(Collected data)
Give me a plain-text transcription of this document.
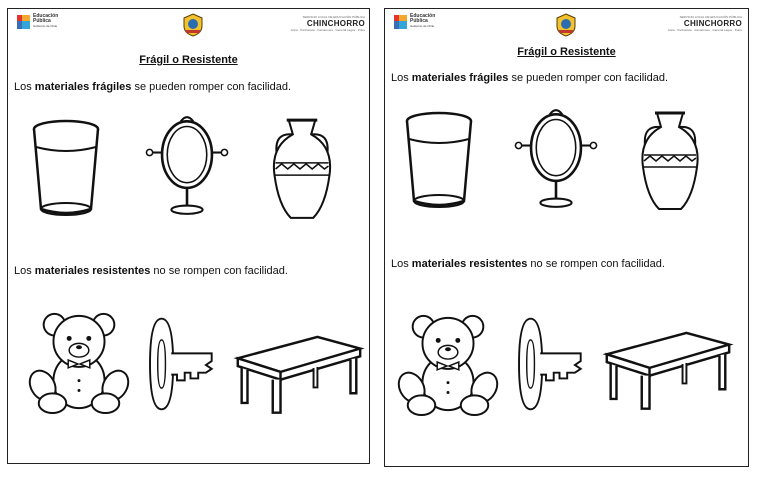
Educación
Pública
Gobierno de Chile
SERVICIO LOCAL DE EDUCACIÓN PÚBLICA
CHINCHORRO
Arica · Parinacota · Camarones · General Lagos · Putre
Frágil o Resistente
Los materiales frágiles se pueden romper con facilidad.
Los materiales resistentes no se rompen con facilidad.
Educación
Pública
Gobierno de Chile
SERVICIO LOCAL DE EDUCACIÓN PÚBLICA
CHINCHORRO
Arica · Parinacota · Camarones · General Lagos · Putre
Frágil o Resistente
Los materiales frágiles se pueden romper con facilidad.
Los materiales resistentes no se rompen con facilidad.
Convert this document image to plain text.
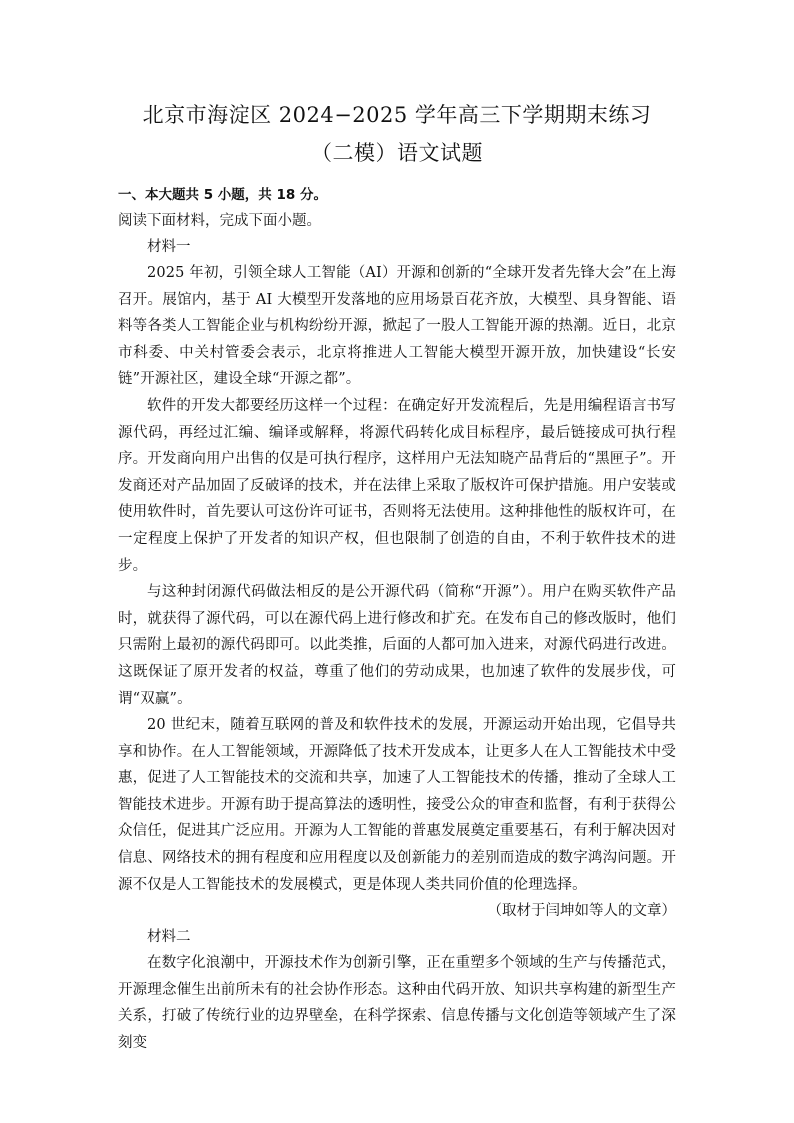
北京市海淀区 2024−2025 学年高三下学期期末练习
（二模）语文试题

一、本大题共 5 小题，共 18 分。

阅读下面材料，完成下面小题。

材料一

2025 年初，引领全球人工智能（AI）开源和创新的“全球开发者先锋大会”在上海召开。展馆内，基于 AI 大模型开发落地的应用场景百花齐放，大模型、具身智能、语料等各类人工智能企业与机构纷纷开源，掀起了一股人工智能开源的热潮。近日，北京市科委、中关村管委会表示，北京将推进人工智能大模型开源开放，加快建设“长安链”开源社区，建设全球“开源之都”。

软件的开发大都要经历这样一个过程：在确定好开发流程后，先是用编程语言书写源代码，再经过汇编、编译或解释，将源代码转化成目标程序，最后链接成可执行程序。开发商向用户出售的仅是可执行程序，这样用户无法知晓产品背后的“黑匣子”。开发商还对产品加固了反破译的技术，并在法律上采取了版权许可保护措施。用户安装或使用软件时，首先要认可这份许可证书，否则将无法使用。这种排他性的版权许可，在一定程度上保护了开发者的知识产权，但也限制了创造的自由，不利于软件技术的进步。

与这种封闭源代码做法相反的是公开源代码（简称“开源”）。用户在购买软件产品时，就获得了源代码，可以在源代码上进行修改和扩充。在发布自己的修改版时，他们只需附上最初的源代码即可。以此类推，后面的人都可加入进来，对源代码进行改进。这既保证了原开发者的权益，尊重了他们的劳动成果，也加速了软件的发展步伐，可谓“双赢”。

20 世纪末，随着互联网的普及和软件技术的发展，开源运动开始出现，它倡导共享和协作。在人工智能领域，开源降低了技术开发成本，让更多人在人工智能技术中受惠，促进了人工智能技术的交流和共享，加速了人工智能技术的传播，推动了全球人工智能技术进步。开源有助于提高算法的透明性，接受公众的审查和监督，有利于获得公众信任，促进其广泛应用。开源为人工智能的普惠发展奠定重要基石，有利于解决因对信息、网络技术的拥有程度和应用程度以及创新能力的差别而造成的数字鸿沟问题。开源不仅是人工智能技术的发展模式，更是体现人类共同价值的伦理选择。

（取材于闫坤如等人的文章）

材料二

在数字化浪潮中，开源技术作为创新引擎，正在重塑多个领域的生产与传播范式，开源理念催生出前所未有的社会协作形态。这种由代码开放、知识共享构建的新型生产关系，打破了传统行业的边界壁垒，在科学探索、信息传播与文化创造等领域产生了深刻变
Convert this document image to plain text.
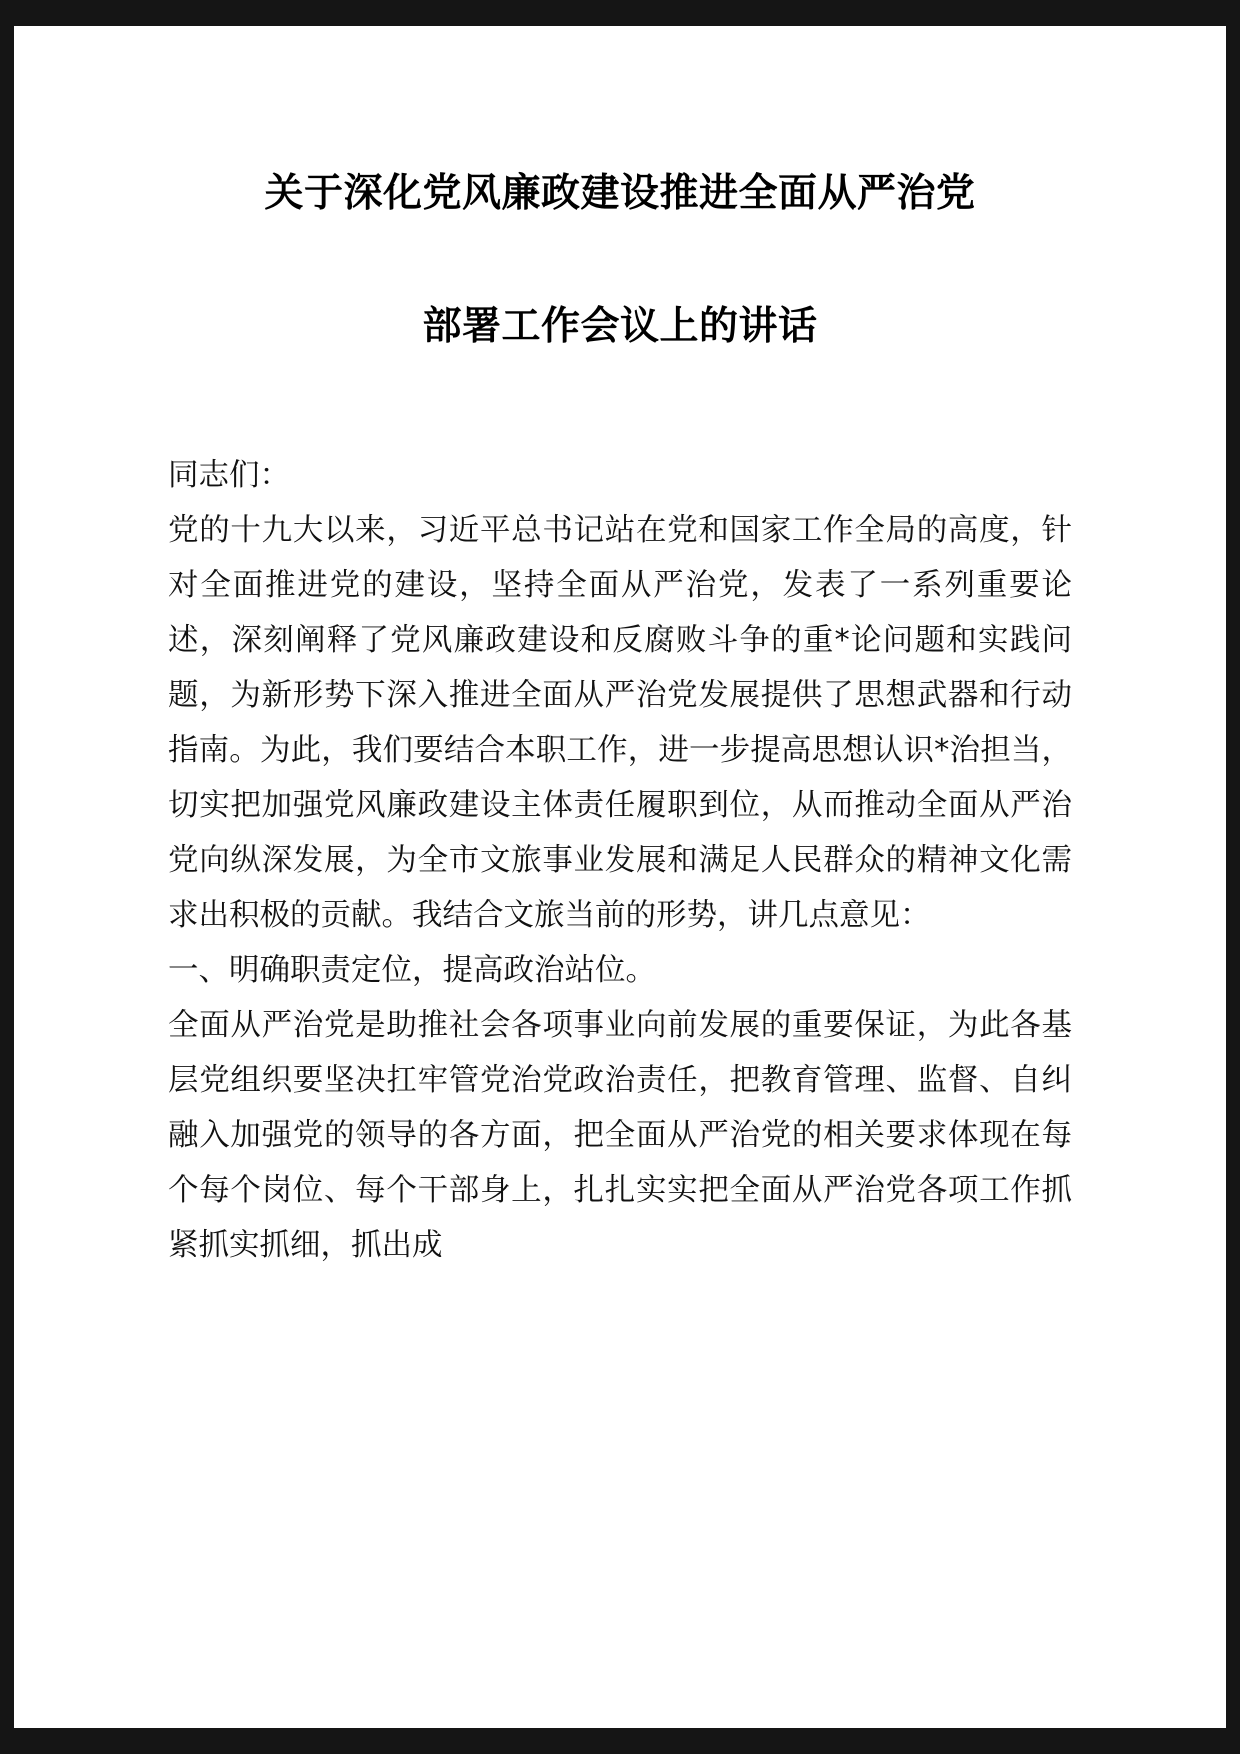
关于深化党风廉政建设推进全面从严治党
部署工作会议上的讲话

同志们：

党的十九大以来，习近平总书记站在党和国家工作全局的高度，针对全面推进党的建设，坚持全面从严治党，发表了一系列重要论述，深刻阐释了党风廉政建设和反腐败斗争的重*论问题和实践问题，为新形势下深入推进全面从严治党发展提供了思想武器和行动指南。为此，我们要结合本职工作，进一步提高思想认识*治担当，切实把加强党风廉政建设主体责任履职到位，从而推动全面从严治党向纵深发展，为全市文旅事业发展和满足人民群众的精神文化需求出积极的贡献。我结合文旅当前的形势，讲几点意见：

一、明确职责定位，提高政治站位。

全面从严治党是助推社会各项事业向前发展的重要保证，为此各基层党组织要坚决扛牢管党治党政治责任，把教育管理、监督、自纠融入加强党的领导的各方面，把全面从严治党的相关要求体现在每个每个岗位、每个干部身上，扎扎实实把全面从严治党各项工作抓紧抓实抓细，抓出成
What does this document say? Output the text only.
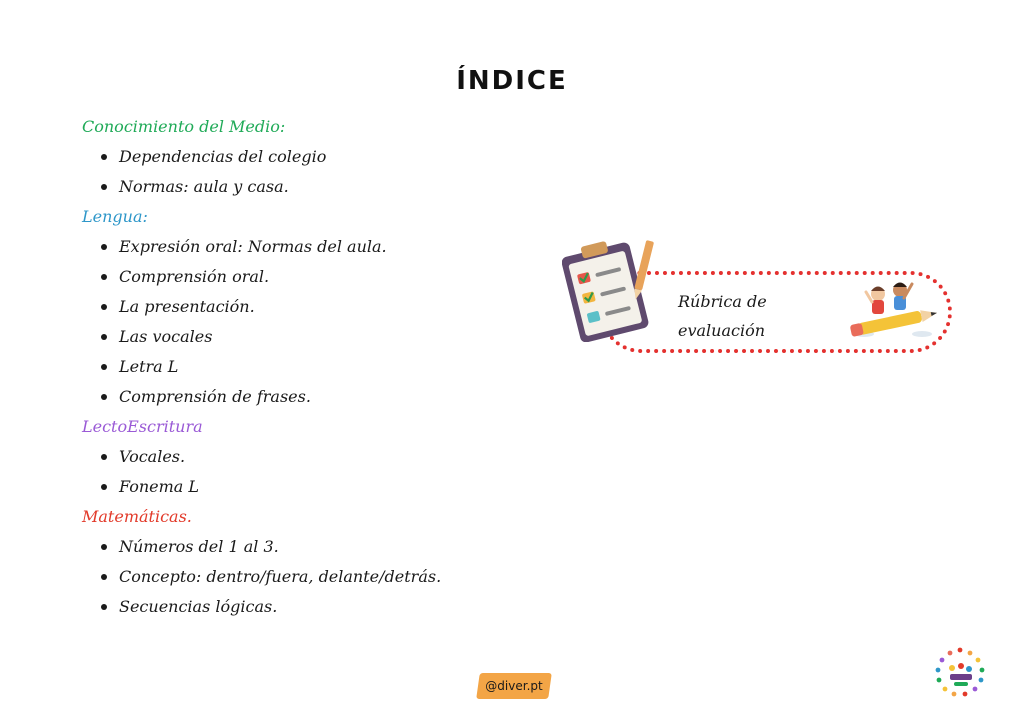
ÍNDICE
Conocimiento del Medio:
Dependencias del colegio
Normas: aula y casa.
Lengua:
Expresión oral: Normas del aula.
Comprensión oral.
La presentación.
Las vocales
Letra L
Comprensión de frases.
LectoEscritura
Vocales.
Fonema L
Matemáticas.
Números del 1 al 3.
Concepto: dentro/fuera, delante/detrás.
Secuencias lógicas.
Rúbrica de
evaluación
@diver.pt
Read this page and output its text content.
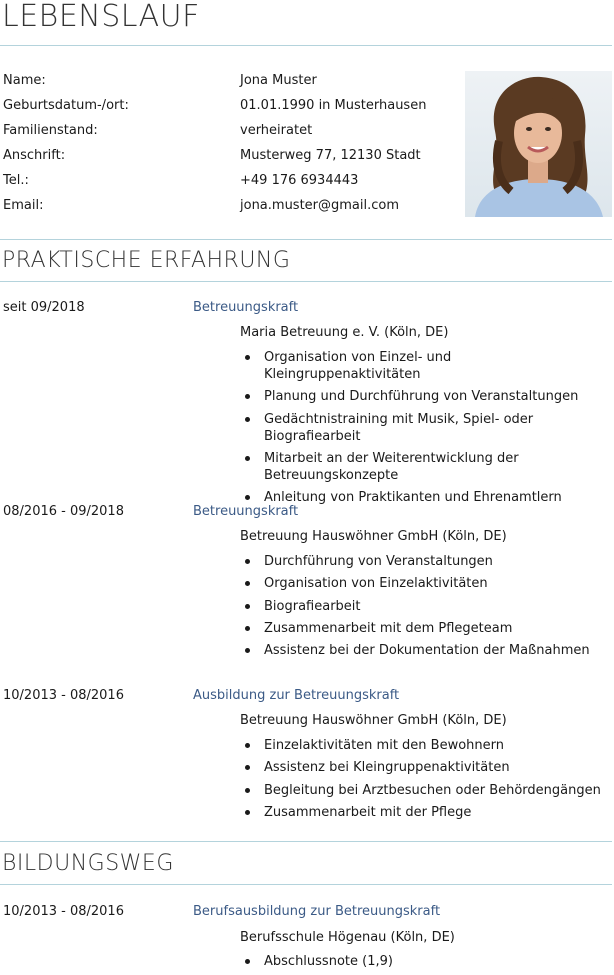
LEBENSLAUF
Name:	Jona Muster
Geburtsdatum-/ort:	01.01.1990 in Musterhausen
Familienstand:	verheiratet
Anschrift:	Musterweg 77, 12130 Stadt
Tel.:	+49 176 6934443
Email:	jona.muster@gmail.com
PRAKTISCHE ERFAHRUNG
seit 09/2018	Betreuungskraft
Maria Betreuung e. V. (Köln, DE)
Organisation von Einzel- und Kleingruppenaktivitäten
Planung und Durchführung von Veranstaltungen
Gedächtnistraining mit Musik, Spiel- oder Biografiearbeit
Mitarbeit an der Weiterentwicklung der Betreuungskonzepte
Anleitung von Praktikanten und Ehrenamtlern
08/2016 - 09/2018	Betreuungskraft
Betreuung Hauswöhner GmbH (Köln, DE)
Durchführung von Veranstaltungen
Organisation von Einzelaktivitäten
Biografiearbeit
Zusammenarbeit mit dem Pflegeteam
Assistenz bei der Dokumentation der Maßnahmen
10/2013 - 08/2016	Ausbildung zur Betreuungskraft
Betreuung Hauswöhner GmbH (Köln, DE)
Einzelaktivitäten mit den Bewohnern
Assistenz bei Kleingruppenaktivitäten
Begleitung bei Arztbesuchen oder Behördengängen
Zusammenarbeit mit der Pflege
BILDUNGSWEG
10/2013 - 08/2016	Berufsausbildung zur Betreuungskraft
Berufsschule Högenau (Köln, DE)
Abschlussnote (1,9)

■ **Your task**
Omit the pictures and print again exactly the lines from the one with "What does this" through the final line of the entries, both ends included.

■ **Solved exercise**
What does this document say? Output the text only.
ÍNDICE
Conocimiento del Medio:
Dependencias del colegio
Normas: aula y casa.
Lengua:
Expresión oral: Normas del aula.
Comprensión oral.
La presentación.
Las vocales
Letra L
Comprensión de frases.
LectoEscritura
Vocales.
Fonema L
Matemáticas.
Números del 1 al 3.
Concepto: dentro/fuera, delante/detrás.
Secuencias lógicas.
Rúbrica de
evaluación
@diver.pt
Read this page and output its text content.
LEBENSLAUF
Name:	Jona Muster
Geburtsdatum-/ort:	01.01.1990 in Musterhausen
Familienstand:	verheiratet
Anschrift:	Musterweg 77, 12130 Stadt
Tel.:	+49 176 6934443
Email:	jona.muster@gmail.com
PRAKTISCHE ERFAHRUNG
seit 09/2018	Betreuungskraft
Maria Betreuung e. V. (Köln, DE)
Organisation von Einzel- und Kleingruppenaktivitäten
Planung und Durchführung von Veranstaltungen
Gedächtnistraining mit Musik, Spiel- oder Biografiearbeit
Mitarbeit an der Weiterentwicklung der Betreuungskonzepte
Anleitung von Praktikanten und Ehrenamtlern
08/2016 - 09/2018	Betreuungskraft
Betreuung Hauswöhner GmbH (Köln, DE)
Durchführung von Veranstaltungen
Organisation von Einzelaktivitäten
Biografiearbeit
Zusammenarbeit mit dem Pflegeteam
Assistenz bei der Dokumentation der Maßnahmen
10/2013 - 08/2016	Ausbildung zur Betreuungskraft
Betreuung Hauswöhner GmbH (Köln, DE)
Einzelaktivitäten mit den Bewohnern
Assistenz bei Kleingruppenaktivitäten
Begleitung bei Arztbesuchen oder Behördengängen
Zusammenarbeit mit der Pflege
BILDUNGSWEG
10/2013 - 08/2016	Berufsausbildung zur Betreuungskraft
Berufsschule Högenau (Köln, DE)
Abschlussnote (1,9)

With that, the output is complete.